> **Directive**:
Collect every line of the records below that contains the word "name".

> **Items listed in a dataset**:
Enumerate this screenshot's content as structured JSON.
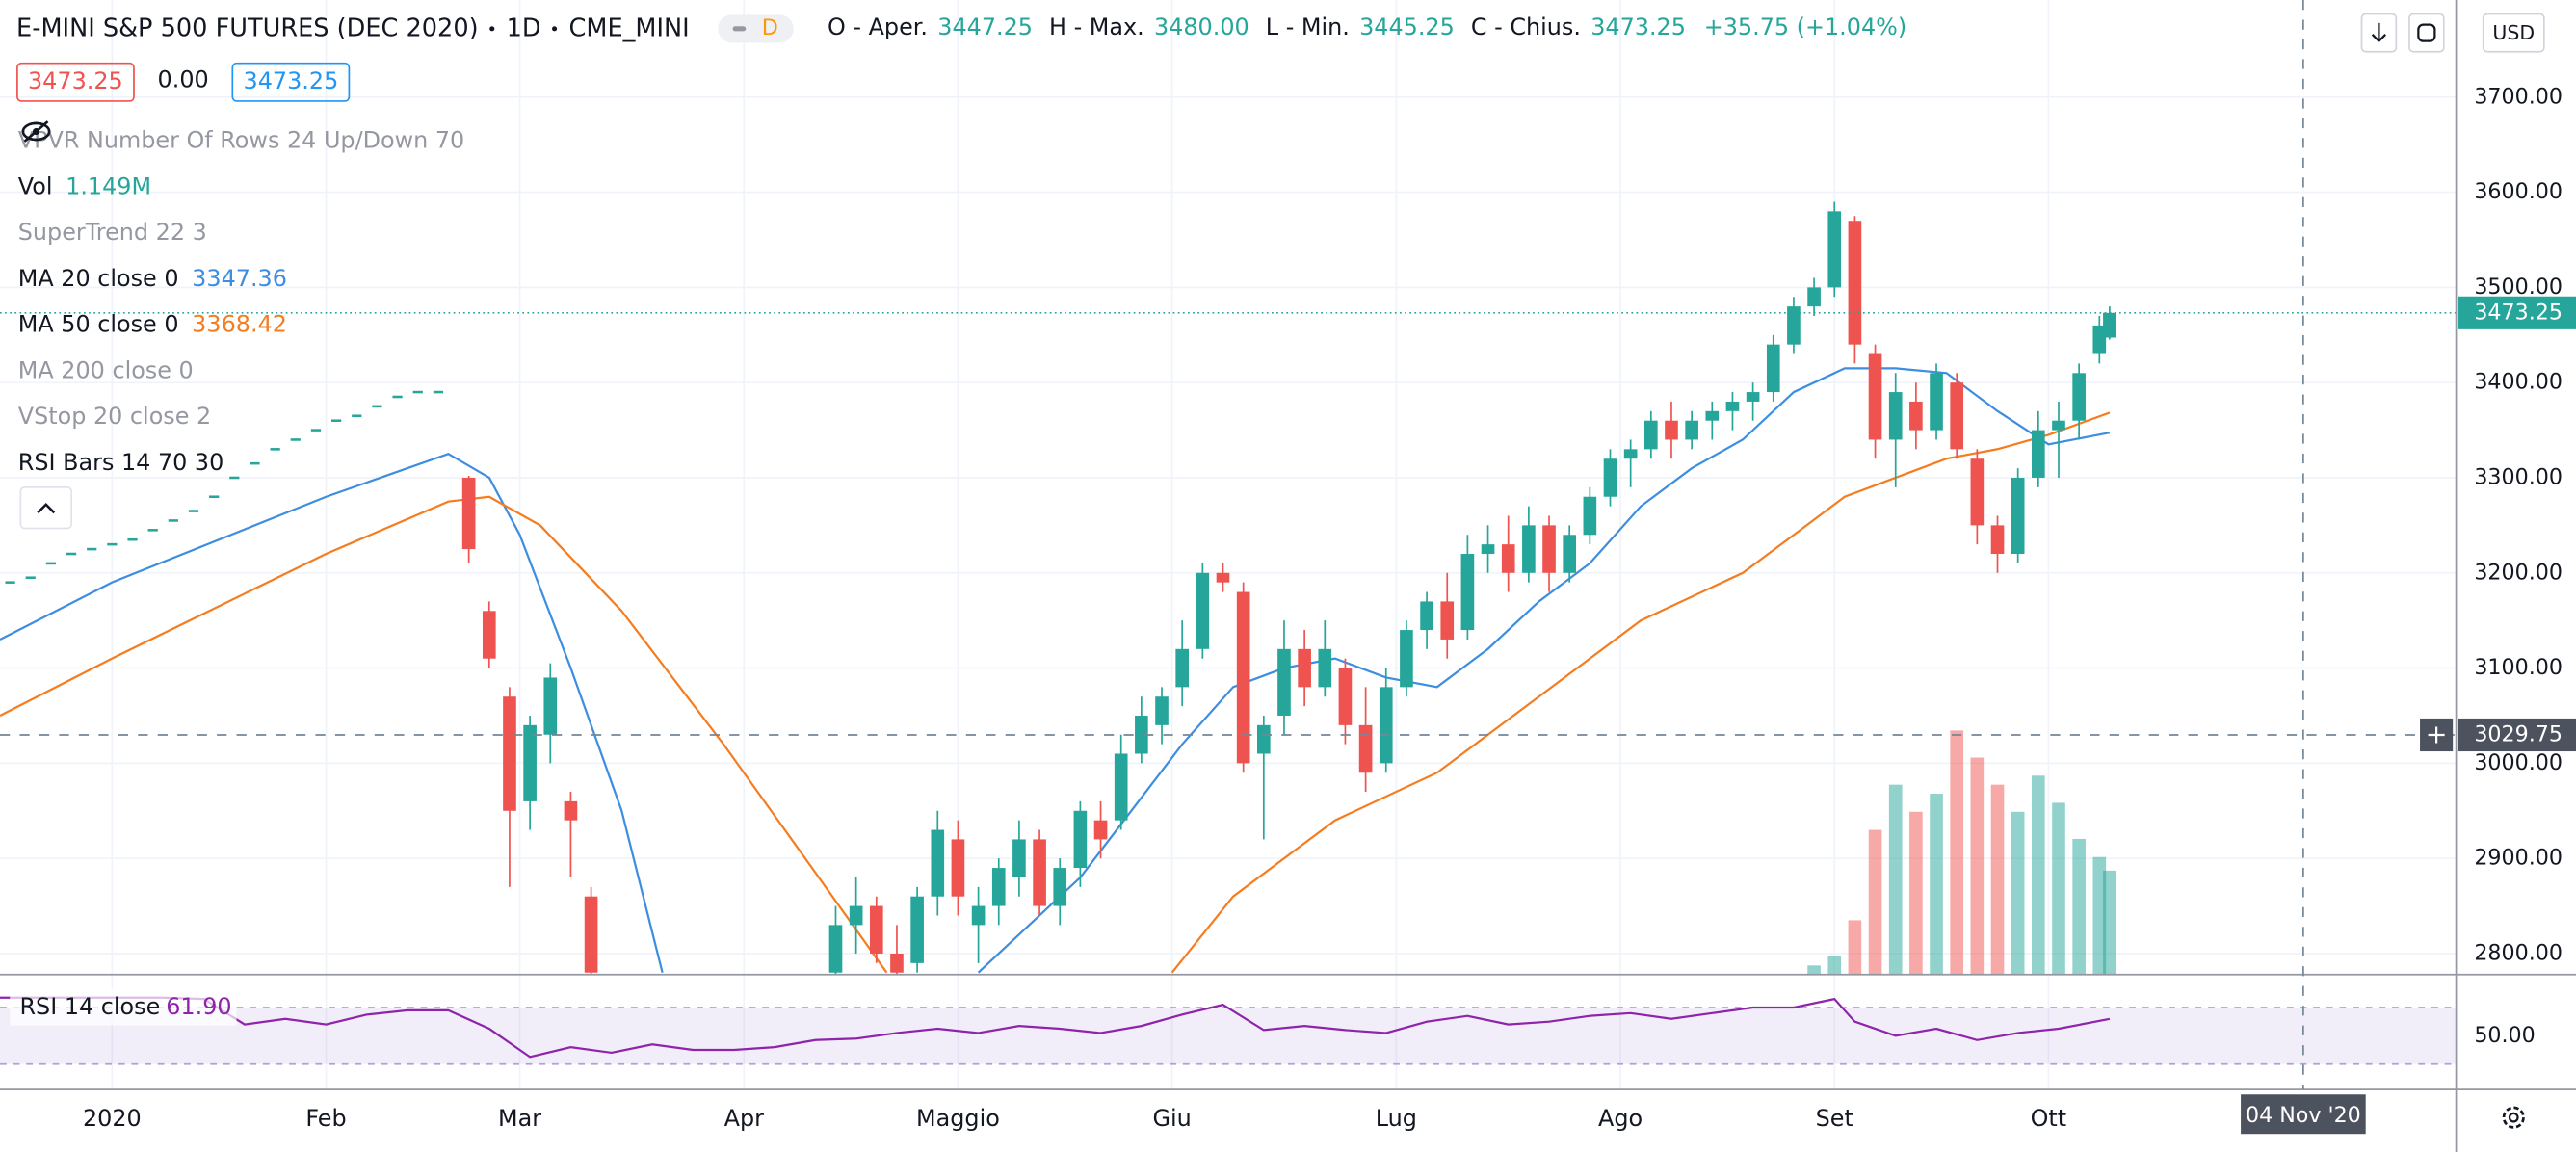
{
  "header": {
    "symbol": "E-MINI S&P 500 FUTURES (DEC 2020)",
    "interval": "1D",
    "exchange": "CME_MINI",
    "badge": "D",
    "ohlc": [
      {
        "label": "O - Aper.",
        "value": "3447.25"
      },
      {
        "label": "H - Max.",
        "value": "3480.00"
      },
      {
        "label": "L - Min.",
        "value": "3445.25"
      },
      {
        "label": "C - Chius.",
        "value": "3473.25"
      }
    ],
    "change": "+35.75 (+1.04%)",
    "currency": "USD"
  },
  "price_boxes": [
    "3473.25",
    "0.00",
    "3473.25"
  ],
  "indicators": [
    {
      "name": "VPVR Number Of Rows 24 Up/Down 70",
      "hidden": true
    },
    {
      "name": "SuperTrend 22 3",
      "hidden": true
    },
    {
      "name": "MA 200 close 0",
      "hidden": true
    },
    {
      "name": "VStop 20 close 2",
      "hidden": true
    },
    {
      "name": "RSI Bars 14 70 30",
      "hidden": false
    }
  ],
  "chart_data": {
    "type": "candlestick",
    "xlim": [
      -11,
      230
    ],
    "ylim": [
      2778,
      3802
    ],
    "yticks": [
      {
        "value": 2800,
        "label": "2800.00"
      },
      {
        "value": 2900,
        "label": "2900.00"
      },
      {
        "value": 3000,
        "label": "3000.00"
      },
      {
        "value": 3100,
        "label": "3100.00"
      },
      {
        "value": 3200,
        "label": "3200.00"
      },
      {
        "value": 3300,
        "label": "3300.00"
      },
      {
        "value": 3400,
        "label": "3400.00"
      },
      {
        "value": 3500,
        "label": "3500.00"
      },
      {
        "value": 3600,
        "label": "3600.00"
      },
      {
        "value": 3700,
        "label": "3700.00"
      }
    ],
    "xticks": [
      {
        "value": 0,
        "label": "2020"
      },
      {
        "value": 21,
        "label": "Feb"
      },
      {
        "value": 40,
        "label": "Mar"
      },
      {
        "value": 62,
        "label": "Apr"
      },
      {
        "value": 83,
        "label": "Maggio"
      },
      {
        "value": 104,
        "label": "Giu"
      },
      {
        "value": 126,
        "label": "Lug"
      },
      {
        "value": 148,
        "label": "Ago"
      },
      {
        "value": 169,
        "label": "Set"
      },
      {
        "value": 190,
        "label": "Ott"
      }
    ],
    "grid": true,
    "up_color": "#26a69a",
    "down_color": "#ef5350",
    "x": [
      35,
      37,
      39,
      41,
      43,
      45,
      47,
      71,
      73,
      75,
      77,
      79,
      81,
      83,
      85,
      87,
      89,
      91,
      93,
      95,
      97,
      99,
      101,
      103,
      105,
      107,
      109,
      111,
      113,
      115,
      117,
      119,
      121,
      123,
      125,
      127,
      129,
      131,
      133,
      135,
      137,
      139,
      141,
      143,
      145,
      147,
      149,
      151,
      153,
      155,
      157,
      159,
      161,
      163,
      165,
      167,
      169,
      171,
      173,
      175,
      177,
      179,
      181,
      183,
      185,
      187,
      189,
      191,
      193,
      195,
      196
    ],
    "ohlc": [
      [
        3300,
        3302,
        3210,
        3225
      ],
      [
        3160,
        3170,
        3100,
        3110
      ],
      [
        3070,
        3080,
        2870,
        2950
      ],
      [
        2960,
        3050,
        2930,
        3040
      ],
      [
        3030,
        3105,
        3000,
        3090
      ],
      [
        2960,
        2970,
        2880,
        2940
      ],
      [
        2860,
        2870,
        2760,
        2780
      ],
      [
        2780,
        2850,
        2770,
        2830
      ],
      [
        2830,
        2880,
        2800,
        2850
      ],
      [
        2850,
        2860,
        2790,
        2800
      ],
      [
        2800,
        2830,
        2760,
        2780
      ],
      [
        2790,
        2870,
        2780,
        2860
      ],
      [
        2860,
        2950,
        2840,
        2930
      ],
      [
        2920,
        2940,
        2840,
        2860
      ],
      [
        2830,
        2870,
        2790,
        2850
      ],
      [
        2850,
        2900,
        2830,
        2890
      ],
      [
        2880,
        2940,
        2860,
        2920
      ],
      [
        2920,
        2930,
        2840,
        2850
      ],
      [
        2850,
        2900,
        2830,
        2890
      ],
      [
        2890,
        2960,
        2870,
        2950
      ],
      [
        2940,
        2960,
        2900,
        2920
      ],
      [
        2940,
        3030,
        2930,
        3010
      ],
      [
        3010,
        3070,
        3000,
        3050
      ],
      [
        3040,
        3080,
        3020,
        3070
      ],
      [
        3080,
        3150,
        3060,
        3120
      ],
      [
        3120,
        3210,
        3110,
        3200
      ],
      [
        3200,
        3210,
        3180,
        3190
      ],
      [
        3180,
        3190,
        2990,
        3000
      ],
      [
        3010,
        3050,
        2920,
        3040
      ],
      [
        3050,
        3150,
        3030,
        3120
      ],
      [
        3120,
        3140,
        3060,
        3080
      ],
      [
        3080,
        3150,
        3070,
        3120
      ],
      [
        3100,
        3110,
        3020,
        3040
      ],
      [
        3040,
        3080,
        2970,
        2990
      ],
      [
        3000,
        3100,
        2990,
        3080
      ],
      [
        3080,
        3150,
        3070,
        3140
      ],
      [
        3140,
        3180,
        3120,
        3170
      ],
      [
        3170,
        3200,
        3110,
        3130
      ],
      [
        3140,
        3240,
        3130,
        3220
      ],
      [
        3220,
        3250,
        3200,
        3230
      ],
      [
        3230,
        3260,
        3180,
        3200
      ],
      [
        3200,
        3270,
        3190,
        3250
      ],
      [
        3250,
        3260,
        3180,
        3200
      ],
      [
        3200,
        3250,
        3190,
        3240
      ],
      [
        3240,
        3290,
        3230,
        3280
      ],
      [
        3280,
        3330,
        3270,
        3320
      ],
      [
        3320,
        3340,
        3290,
        3330
      ],
      [
        3330,
        3370,
        3320,
        3360
      ],
      [
        3360,
        3380,
        3320,
        3340
      ],
      [
        3340,
        3370,
        3330,
        3360
      ],
      [
        3360,
        3380,
        3340,
        3370
      ],
      [
        3370,
        3390,
        3350,
        3380
      ],
      [
        3380,
        3400,
        3360,
        3390
      ],
      [
        3390,
        3450,
        3380,
        3440
      ],
      [
        3440,
        3490,
        3430,
        3480
      ],
      [
        3480,
        3510,
        3470,
        3500
      ],
      [
        3500,
        3590,
        3490,
        3580
      ],
      [
        3570,
        3575,
        3420,
        3440
      ],
      [
        3430,
        3440,
        3320,
        3340
      ],
      [
        3340,
        3410,
        3290,
        3390
      ],
      [
        3380,
        3400,
        3330,
        3350
      ],
      [
        3350,
        3420,
        3340,
        3410
      ],
      [
        3400,
        3410,
        3320,
        3330
      ],
      [
        3320,
        3330,
        3230,
        3250
      ],
      [
        3250,
        3260,
        3200,
        3220
      ],
      [
        3220,
        3310,
        3210,
        3300
      ],
      [
        3300,
        3370,
        3290,
        3350
      ],
      [
        3350,
        3380,
        3300,
        3360
      ],
      [
        3360,
        3420,
        3340,
        3410
      ],
      [
        3430,
        3470,
        3420,
        3460
      ],
      [
        3447.25,
        3480,
        3445.25,
        3473.25
      ]
    ],
    "series": [
      {
        "name": "MA 20 close 0",
        "value_label": "3347.36",
        "color": "#3d8de0",
        "x": [
          -11,
          0,
          21,
          33,
          37,
          40,
          45,
          50,
          54,
          70,
          85,
          90,
          95,
          100,
          105,
          110,
          115,
          120,
          125,
          130,
          135,
          140,
          145,
          150,
          155,
          160,
          165,
          170,
          175,
          180,
          185,
          190,
          196
        ],
        "values": [
          3130,
          3190,
          3280,
          3325,
          3300,
          3240,
          3100,
          2950,
          2780,
          null,
          2780,
          2830,
          2880,
          2950,
          3020,
          3080,
          3100,
          3110,
          3090,
          3080,
          3120,
          3170,
          3210,
          3270,
          3310,
          3340,
          3390,
          3415,
          3415,
          3410,
          3370,
          3335,
          3347.36
        ]
      },
      {
        "name": "MA 50 close 0",
        "value_label": "3368.42",
        "color": "#f57c1f",
        "x": [
          -11,
          0,
          21,
          33,
          37,
          42,
          50,
          60,
          68,
          76,
          85,
          104,
          110,
          120,
          130,
          140,
          150,
          160,
          165,
          170,
          175,
          180,
          185,
          190,
          196
        ],
        "values": [
          3050,
          3110,
          3220,
          3275,
          3280,
          3250,
          3160,
          3020,
          2900,
          2780,
          null,
          2780,
          2860,
          2940,
          2990,
          3070,
          3150,
          3200,
          3240,
          3280,
          3300,
          3320,
          3330,
          3345,
          3368.42
        ]
      }
    ],
    "volume": {
      "name": "Vol",
      "value_label": "1.149M",
      "x": [
        167,
        169,
        171,
        173,
        175,
        177,
        179,
        181,
        183,
        185,
        187,
        189,
        191,
        193,
        195,
        196
      ],
      "values": [
        0.1,
        0.2,
        0.6,
        1.6,
        2.1,
        1.8,
        2.0,
        2.7,
        2.4,
        2.1,
        1.8,
        2.2,
        1.9,
        1.5,
        1.3,
        1.149
      ]
    },
    "markers": {
      "color": "#26a69a",
      "x": [
        -10,
        -8,
        -6,
        -4,
        -2,
        0,
        2,
        4,
        6,
        8,
        10,
        12,
        14,
        16,
        18,
        20,
        22,
        24,
        26,
        28,
        30,
        32
      ],
      "values": [
        3190,
        3195,
        3210,
        3220,
        3225,
        3230,
        3235,
        3245,
        3255,
        3265,
        3280,
        3300,
        3315,
        3330,
        3340,
        3350,
        3360,
        3365,
        3375,
        3385,
        3390,
        3390
      ]
    },
    "last_price": {
      "value": 3473.25,
      "label": "3473.25"
    },
    "crosshair": {
      "x": 215,
      "x_label": "04 Nov '20",
      "y": 3029.75,
      "y_label": "3029.75"
    },
    "rsi": {
      "name": "RSI 14 close",
      "value_label": "61.90",
      "color": "#8e24aa",
      "ylim": [
        12,
        91
      ],
      "yticks": [
        {
          "value": 50,
          "label": "50.00"
        }
      ],
      "bands": [
        30,
        70
      ],
      "x": [
        -11,
        -7,
        -3,
        1,
        5,
        9,
        13,
        17,
        21,
        25,
        29,
        33,
        37,
        41,
        45,
        49,
        53,
        57,
        61,
        65,
        69,
        73,
        77,
        81,
        85,
        89,
        93,
        97,
        101,
        105,
        109,
        113,
        117,
        121,
        125,
        129,
        133,
        137,
        141,
        145,
        149,
        153,
        157,
        161,
        165,
        169,
        171,
        175,
        179,
        183,
        187,
        191,
        196
      ],
      "values": [
        77,
        77,
        77,
        77,
        77,
        76,
        58,
        62,
        58,
        65,
        68,
        68,
        55,
        35,
        42,
        38,
        44,
        40,
        40,
        42,
        47,
        48,
        52,
        55,
        52,
        57,
        55,
        52,
        57,
        65,
        72,
        54,
        57,
        54,
        52,
        60,
        64,
        58,
        60,
        64,
        66,
        62,
        66,
        70,
        70,
        76,
        60,
        50,
        55,
        47,
        52,
        55,
        61.9
      ]
    }
  }
}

> **Full output**:
      "name": "VPVR Number Of Rows 24 Up/Down 70",
      "name": "SuperTrend 22 3",
      "name": "MA 200 close 0",
      "name": "VStop 20 close 2",
      "name": "RSI Bars 14 70 30",
        "name": "MA 20 close 0",
        "name": "MA 50 close 0",
      "name": "Vol",
      "name": "RSI 14 close",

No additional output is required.